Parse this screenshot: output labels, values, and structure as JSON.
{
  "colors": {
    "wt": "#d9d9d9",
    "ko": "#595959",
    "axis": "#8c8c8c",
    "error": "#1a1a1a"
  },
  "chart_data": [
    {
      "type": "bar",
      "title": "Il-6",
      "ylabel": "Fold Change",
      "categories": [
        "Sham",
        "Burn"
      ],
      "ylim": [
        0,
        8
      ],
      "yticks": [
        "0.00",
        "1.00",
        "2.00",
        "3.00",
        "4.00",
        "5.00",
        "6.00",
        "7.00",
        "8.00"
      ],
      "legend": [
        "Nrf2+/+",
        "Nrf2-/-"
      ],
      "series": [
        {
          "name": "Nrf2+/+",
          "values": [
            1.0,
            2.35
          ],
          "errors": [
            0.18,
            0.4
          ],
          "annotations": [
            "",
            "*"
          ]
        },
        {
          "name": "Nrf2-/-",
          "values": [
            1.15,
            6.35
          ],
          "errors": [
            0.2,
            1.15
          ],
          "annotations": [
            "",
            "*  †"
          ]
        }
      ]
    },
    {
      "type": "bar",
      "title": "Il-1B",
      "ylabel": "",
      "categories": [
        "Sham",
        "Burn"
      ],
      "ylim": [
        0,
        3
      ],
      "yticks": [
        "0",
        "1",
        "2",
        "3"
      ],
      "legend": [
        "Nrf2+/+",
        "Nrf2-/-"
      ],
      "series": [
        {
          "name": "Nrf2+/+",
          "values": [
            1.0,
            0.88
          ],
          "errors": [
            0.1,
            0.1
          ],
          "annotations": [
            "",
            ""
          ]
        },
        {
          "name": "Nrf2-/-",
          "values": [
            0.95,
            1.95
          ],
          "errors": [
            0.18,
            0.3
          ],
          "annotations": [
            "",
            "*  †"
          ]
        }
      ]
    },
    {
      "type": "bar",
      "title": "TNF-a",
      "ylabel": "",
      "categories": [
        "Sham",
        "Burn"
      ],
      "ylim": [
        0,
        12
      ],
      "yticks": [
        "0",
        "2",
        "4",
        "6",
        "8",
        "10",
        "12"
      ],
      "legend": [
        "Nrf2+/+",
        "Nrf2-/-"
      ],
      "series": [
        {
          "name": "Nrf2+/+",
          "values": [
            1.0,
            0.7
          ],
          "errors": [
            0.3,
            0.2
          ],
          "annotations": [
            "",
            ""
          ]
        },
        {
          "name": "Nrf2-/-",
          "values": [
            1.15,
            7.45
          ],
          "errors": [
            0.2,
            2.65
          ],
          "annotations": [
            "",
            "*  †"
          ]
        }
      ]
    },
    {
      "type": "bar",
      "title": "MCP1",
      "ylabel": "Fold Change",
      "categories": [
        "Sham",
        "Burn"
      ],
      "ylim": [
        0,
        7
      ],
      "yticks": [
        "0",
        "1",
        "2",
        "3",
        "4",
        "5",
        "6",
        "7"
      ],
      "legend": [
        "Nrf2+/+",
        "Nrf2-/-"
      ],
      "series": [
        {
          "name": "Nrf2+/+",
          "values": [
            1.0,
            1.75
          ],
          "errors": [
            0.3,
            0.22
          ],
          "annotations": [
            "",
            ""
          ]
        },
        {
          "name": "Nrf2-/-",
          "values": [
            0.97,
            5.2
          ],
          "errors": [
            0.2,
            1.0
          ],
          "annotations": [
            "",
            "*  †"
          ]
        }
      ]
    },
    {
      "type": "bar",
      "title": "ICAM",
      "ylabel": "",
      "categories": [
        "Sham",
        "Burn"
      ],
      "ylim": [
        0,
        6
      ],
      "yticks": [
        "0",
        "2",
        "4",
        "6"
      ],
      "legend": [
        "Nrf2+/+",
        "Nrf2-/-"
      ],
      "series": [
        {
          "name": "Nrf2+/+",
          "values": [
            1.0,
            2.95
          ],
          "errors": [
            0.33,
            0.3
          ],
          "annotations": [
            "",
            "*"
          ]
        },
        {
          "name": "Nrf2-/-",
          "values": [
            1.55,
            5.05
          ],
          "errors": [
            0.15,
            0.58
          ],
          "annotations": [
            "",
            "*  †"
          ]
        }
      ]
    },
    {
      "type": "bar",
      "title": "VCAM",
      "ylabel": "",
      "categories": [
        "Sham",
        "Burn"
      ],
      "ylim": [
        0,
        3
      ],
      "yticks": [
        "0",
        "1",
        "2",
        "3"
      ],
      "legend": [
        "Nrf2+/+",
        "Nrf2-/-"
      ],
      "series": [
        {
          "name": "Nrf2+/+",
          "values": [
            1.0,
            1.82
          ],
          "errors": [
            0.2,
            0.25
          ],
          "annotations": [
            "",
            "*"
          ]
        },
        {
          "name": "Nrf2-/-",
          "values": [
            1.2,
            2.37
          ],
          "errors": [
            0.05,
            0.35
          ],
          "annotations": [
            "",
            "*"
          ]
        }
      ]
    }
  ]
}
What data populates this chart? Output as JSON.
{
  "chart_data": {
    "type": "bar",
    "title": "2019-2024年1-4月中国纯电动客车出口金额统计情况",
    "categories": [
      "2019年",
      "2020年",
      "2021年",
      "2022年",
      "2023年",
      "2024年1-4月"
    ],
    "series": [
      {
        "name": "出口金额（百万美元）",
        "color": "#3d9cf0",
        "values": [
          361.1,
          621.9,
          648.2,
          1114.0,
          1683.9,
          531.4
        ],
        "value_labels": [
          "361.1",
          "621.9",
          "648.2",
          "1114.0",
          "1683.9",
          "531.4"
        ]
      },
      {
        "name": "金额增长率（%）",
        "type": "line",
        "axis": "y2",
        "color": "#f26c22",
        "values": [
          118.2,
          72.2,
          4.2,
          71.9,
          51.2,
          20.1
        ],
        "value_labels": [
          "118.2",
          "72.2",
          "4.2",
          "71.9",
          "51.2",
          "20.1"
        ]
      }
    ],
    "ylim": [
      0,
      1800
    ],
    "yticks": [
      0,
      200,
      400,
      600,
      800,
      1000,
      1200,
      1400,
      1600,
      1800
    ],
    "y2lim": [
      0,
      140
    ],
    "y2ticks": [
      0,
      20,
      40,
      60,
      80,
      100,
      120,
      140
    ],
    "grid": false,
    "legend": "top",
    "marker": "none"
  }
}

**Given request:**
Copy every line of the material, please, keeping it exactly the same.

**The answer:**
Parse this screenshot: output labels, values, and structure as JSON.
{
  "colors": {
    "wt": "#d9d9d9",
    "ko": "#595959",
    "axis": "#8c8c8c",
    "error": "#1a1a1a"
  },
  "chart_data": [
    {
      "type": "bar",
      "title": "Il-6",
      "ylabel": "Fold Change",
      "categories": [
        "Sham",
        "Burn"
      ],
      "ylim": [
        0,
        8
      ],
      "yticks": [
        "0.00",
        "1.00",
        "2.00",
        "3.00",
        "4.00",
        "5.00",
        "6.00",
        "7.00",
        "8.00"
      ],
      "legend": [
        "Nrf2+/+",
        "Nrf2-/-"
      ],
      "series": [
        {
          "name": "Nrf2+/+",
          "values": [
            1.0,
            2.35
          ],
          "errors": [
            0.18,
            0.4
          ],
          "annotations": [
            "",
            "*"
          ]
        },
        {
          "name": "Nrf2-/-",
          "values": [
            1.15,
            6.35
          ],
          "errors": [
            0.2,
            1.15
          ],
          "annotations": [
            "",
            "*  †"
          ]
        }
      ]
    },
    {
      "type": "bar",
      "title": "Il-1B",
      "ylabel": "",
      "categories": [
        "Sham",
        "Burn"
      ],
      "ylim": [
        0,
        3
      ],
      "yticks": [
        "0",
        "1",
        "2",
        "3"
      ],
      "legend": [
        "Nrf2+/+",
        "Nrf2-/-"
      ],
      "series": [
        {
          "name": "Nrf2+/+",
          "values": [
            1.0,
            0.88
          ],
          "errors": [
            0.1,
            0.1
          ],
          "annotations": [
            "",
            ""
          ]
        },
        {
          "name": "Nrf2-/-",
          "values": [
            0.95,
            1.95
          ],
          "errors": [
            0.18,
            0.3
          ],
          "annotations": [
            "",
            "*  †"
          ]
        }
      ]
    },
    {
      "type": "bar",
      "title": "TNF-a",
      "ylabel": "",
      "categories": [
        "Sham",
        "Burn"
      ],
      "ylim": [
        0,
        12
      ],
      "yticks": [
        "0",
        "2",
        "4",
        "6",
        "8",
        "10",
        "12"
      ],
      "legend": [
        "Nrf2+/+",
        "Nrf2-/-"
      ],
      "series": [
        {
          "name": "Nrf2+/+",
          "values": [
            1.0,
            0.7
          ],
          "errors": [
            0.3,
            0.2
          ],
          "annotations": [
            "",
            ""
          ]
        },
        {
          "name": "Nrf2-/-",
          "values": [
            1.15,
            7.45
          ],
          "errors": [
            0.2,
            2.65
          ],
          "annotations": [
            "",
            "*  †"
          ]
        }
      ]
    },
    {
      "type": "bar",
      "title": "MCP1",
      "ylabel": "Fold Change",
      "categories": [
        "Sham",
        "Burn"
      ],
      "ylim": [
        0,
        7
      ],
      "yticks": [
        "0",
        "1",
        "2",
        "3",
        "4",
        "5",
        "6",
        "7"
      ],
      "legend": [
        "Nrf2+/+",
        "Nrf2-/-"
      ],
      "series": [
        {
          "name": "Nrf2+/+",
          "values": [
            1.0,
            1.75
          ],
          "errors": [
            0.3,
            0.22
          ],
          "annotations": [
            "",
            ""
          ]
        },
        {
          "name": "Nrf2-/-",
          "values": [
            0.97,
            5.2
          ],
          "errors": [
            0.2,
            1.0
          ],
          "annotations": [
            "",
            "*  †"
          ]
        }
      ]
    },
    {
      "type": "bar",
      "title": "ICAM",
      "ylabel": "",
      "categories": [
        "Sham",
        "Burn"
      ],
      "ylim": [
        0,
        6
      ],
      "yticks": [
        "0",
        "2",
        "4",
        "6"
      ],
      "legend": [
        "Nrf2+/+",
        "Nrf2-/-"
      ],
      "series": [
        {
          "name": "Nrf2+/+",
          "values": [
            1.0,
            2.95
          ],
          "errors": [
            0.33,
            0.3
          ],
          "annotations": [
            "",
            "*"
          ]
        },
        {
          "name": "Nrf2-/-",
          "values": [
            1.55,
            5.05
          ],
          "errors": [
            0.15,
            0.58
          ],
          "annotations": [
            "",
            "*  †"
          ]
        }
      ]
    },
    {
      "type": "bar",
      "title": "VCAM",
      "ylabel": "",
      "categories": [
        "Sham",
        "Burn"
      ],
      "ylim": [
        0,
        3
      ],
      "yticks": [
        "0",
        "1",
        "2",
        "3"
      ],
      "legend": [
        "Nrf2+/+",
        "Nrf2-/-"
      ],
      "series": [
        {
          "name": "Nrf2+/+",
          "values": [
            1.0,
            1.82
          ],
          "errors": [
            0.2,
            0.25
          ],
          "annotations": [
            "",
            "*"
          ]
        },
        {
          "name": "Nrf2-/-",
          "values": [
            1.2,
            2.37
          ],
          "errors": [
            0.05,
            0.35
          ],
          "annotations": [
            "",
            "*"
          ]
        }
      ]
    }
  ]
}
What data populates this chart? Output as JSON.
{
  "chart_data": {
    "type": "bar",
    "title": "2019-2024年1-4月中国纯电动客车出口金额统计情况",
    "categories": [
      "2019年",
      "2020年",
      "2021年",
      "2022年",
      "2023年",
      "2024年1-4月"
    ],
    "series": [
      {
        "name": "出口金额（百万美元）",
        "color": "#3d9cf0",
        "values": [
          361.1,
          621.9,
          648.2,
          1114.0,
          1683.9,
          531.4
        ],
        "value_labels": [
          "361.1",
          "621.9",
          "648.2",
          "1114.0",
          "1683.9",
          "531.4"
        ]
      },
      {
        "name": "金额增长率（%）",
        "type": "line",
        "axis": "y2",
        "color": "#f26c22",
        "values": [
          118.2,
          72.2,
          4.2,
          71.9,
          51.2,
          20.1
        ],
        "value_labels": [
          "118.2",
          "72.2",
          "4.2",
          "71.9",
          "51.2",
          "20.1"
        ]
      }
    ],
    "ylim": [
      0,
      1800
    ],
    "yticks": [
      0,
      200,
      400,
      600,
      800,
      1000,
      1200,
      1400,
      1600,
      1800
    ],
    "y2lim": [
      0,
      140
    ],
    "y2ticks": [
      0,
      20,
      40,
      60,
      80,
      100,
      120,
      140
    ],
    "grid": false,
    "legend": "top",
    "marker": "none"
  }
}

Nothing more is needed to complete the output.